■ Page:

Sometimes things move faster than expected. As someone with an embedded background this caught me by surprise:
Tera-Byte microSD cards are readily available and getting cheaper. Heck, you can carry ten of them in a credit card pouch. Likely to move to the same price range as hard disks ($20/TB).
That means that a 2+ square inch PCB can hold a 64-bit processor and enough storage for memory mapped files larger than 4GB.
Is the 32-bit embedded processor cost vulnerable to 64-bit 7nm devices as the FABs mature? Will video data move to the IOT edge? Will AI move to the edge? Will every embedded CPU have a built-in radio?
8-bit microcontrollers are still far more common than 32-bit devices in the embedded world (and 4-bit devices are not gone yet). At the other end, 64-bit devices have been used for a decade or two in some kinds of embedded systems.
We'll see 64-bit take a greater proportion of the embedded systems that demand high throughput or processing power (network devices, hard cores in expensive FPGAs, etc.) where the extra cost in dollars, power, complexity, board design are not a problem. They will probably become more common in embedded Linux systems as the core itself is not usually the biggest part of the cost. And such systems are definitely on the increase.
But for microcontrollers - which dominate embedded systems - there has been a lot to gain by going from 8-bit and 16-bit to 32-bit for little cost. There is almost nothing to gain from a move to 64-bit, but the cost would be a good deal higher. So it is not going to happen - at least not more than a very small and very gradual change.

■ Given entries:
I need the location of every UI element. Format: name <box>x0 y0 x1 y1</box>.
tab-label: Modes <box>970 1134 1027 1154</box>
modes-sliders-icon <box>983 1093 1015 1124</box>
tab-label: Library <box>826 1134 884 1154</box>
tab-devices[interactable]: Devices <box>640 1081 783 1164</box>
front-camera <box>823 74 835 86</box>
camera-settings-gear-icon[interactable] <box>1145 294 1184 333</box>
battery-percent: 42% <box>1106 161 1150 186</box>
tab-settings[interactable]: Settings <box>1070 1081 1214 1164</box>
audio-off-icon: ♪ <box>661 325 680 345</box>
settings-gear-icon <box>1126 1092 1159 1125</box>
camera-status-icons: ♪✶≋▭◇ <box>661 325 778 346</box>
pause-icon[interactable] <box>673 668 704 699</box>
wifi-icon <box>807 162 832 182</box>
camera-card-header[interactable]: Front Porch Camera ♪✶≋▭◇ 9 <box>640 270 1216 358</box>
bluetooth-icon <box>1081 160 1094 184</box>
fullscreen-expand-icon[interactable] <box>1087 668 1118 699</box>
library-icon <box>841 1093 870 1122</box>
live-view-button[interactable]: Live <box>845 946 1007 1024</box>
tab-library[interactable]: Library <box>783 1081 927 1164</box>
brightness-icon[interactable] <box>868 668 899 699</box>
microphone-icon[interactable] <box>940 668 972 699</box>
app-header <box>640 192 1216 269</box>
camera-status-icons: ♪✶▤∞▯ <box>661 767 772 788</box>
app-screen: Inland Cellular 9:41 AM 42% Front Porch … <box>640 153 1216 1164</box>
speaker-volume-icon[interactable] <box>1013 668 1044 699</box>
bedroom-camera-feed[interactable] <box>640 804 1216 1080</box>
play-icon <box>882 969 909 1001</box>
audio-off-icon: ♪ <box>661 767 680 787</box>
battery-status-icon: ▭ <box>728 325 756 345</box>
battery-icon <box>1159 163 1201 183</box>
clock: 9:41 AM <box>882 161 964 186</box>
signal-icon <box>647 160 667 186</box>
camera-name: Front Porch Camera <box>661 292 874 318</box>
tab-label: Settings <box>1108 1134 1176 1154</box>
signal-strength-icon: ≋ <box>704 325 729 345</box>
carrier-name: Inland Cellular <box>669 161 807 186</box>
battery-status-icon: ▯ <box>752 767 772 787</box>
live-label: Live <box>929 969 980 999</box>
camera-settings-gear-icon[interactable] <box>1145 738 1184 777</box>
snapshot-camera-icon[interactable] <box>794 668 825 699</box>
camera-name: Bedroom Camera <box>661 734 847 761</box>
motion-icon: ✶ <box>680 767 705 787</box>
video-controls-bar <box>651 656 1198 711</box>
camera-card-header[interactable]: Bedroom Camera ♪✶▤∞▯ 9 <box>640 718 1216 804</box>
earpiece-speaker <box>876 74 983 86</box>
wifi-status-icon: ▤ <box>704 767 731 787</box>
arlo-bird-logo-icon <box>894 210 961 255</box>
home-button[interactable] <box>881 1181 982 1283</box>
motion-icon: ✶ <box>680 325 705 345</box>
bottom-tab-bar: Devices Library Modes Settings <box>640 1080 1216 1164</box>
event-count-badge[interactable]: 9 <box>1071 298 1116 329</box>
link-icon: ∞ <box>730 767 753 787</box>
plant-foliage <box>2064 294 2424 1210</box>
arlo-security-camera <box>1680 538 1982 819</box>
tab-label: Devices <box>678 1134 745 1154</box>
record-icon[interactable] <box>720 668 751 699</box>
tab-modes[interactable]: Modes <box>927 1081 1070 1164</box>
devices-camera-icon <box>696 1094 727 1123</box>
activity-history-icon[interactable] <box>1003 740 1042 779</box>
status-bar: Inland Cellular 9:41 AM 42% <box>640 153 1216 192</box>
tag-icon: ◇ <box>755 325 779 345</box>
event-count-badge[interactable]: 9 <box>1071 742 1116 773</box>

■ Things to do:
**a)** Answer these from the thread on 64-bit embedded processors:
(i) What price per terabyte might microSD cards drop to?
(ii) Which bit width of device is said to remain far more common than 32-bit in the embedded world?
(iii) How large a PCB is said to be able to hold a 64-bit processor plus enough storage for memory mapped files over 4GB?
**b)** Copy out the rows word for word, beginning with the first row and continuing through the row containing "battery-percent: 42% <box>1106".
The thread and the rows have nothing to do with each other.

■ Results of the tasks:
**a)**
(i) $20/TB
(ii) 8-bit
(iii) 2+ square inch

**b)**
I need the location of every UI element. Format: name <box>x0 y0 x1 y1</box>.
tab-label: Modes <box>970 1134 1027 1154</box>
modes-sliders-icon <box>983 1093 1015 1124</box>
tab-label: Library <box>826 1134 884 1154</box>
tab-devices[interactable]: Devices <box>640 1081 783 1164</box>
front-camera <box>823 74 835 86</box>
camera-settings-gear-icon[interactable] <box>1145 294 1184 333</box>
battery-percent: 42% <box>1106 161 1150 186</box>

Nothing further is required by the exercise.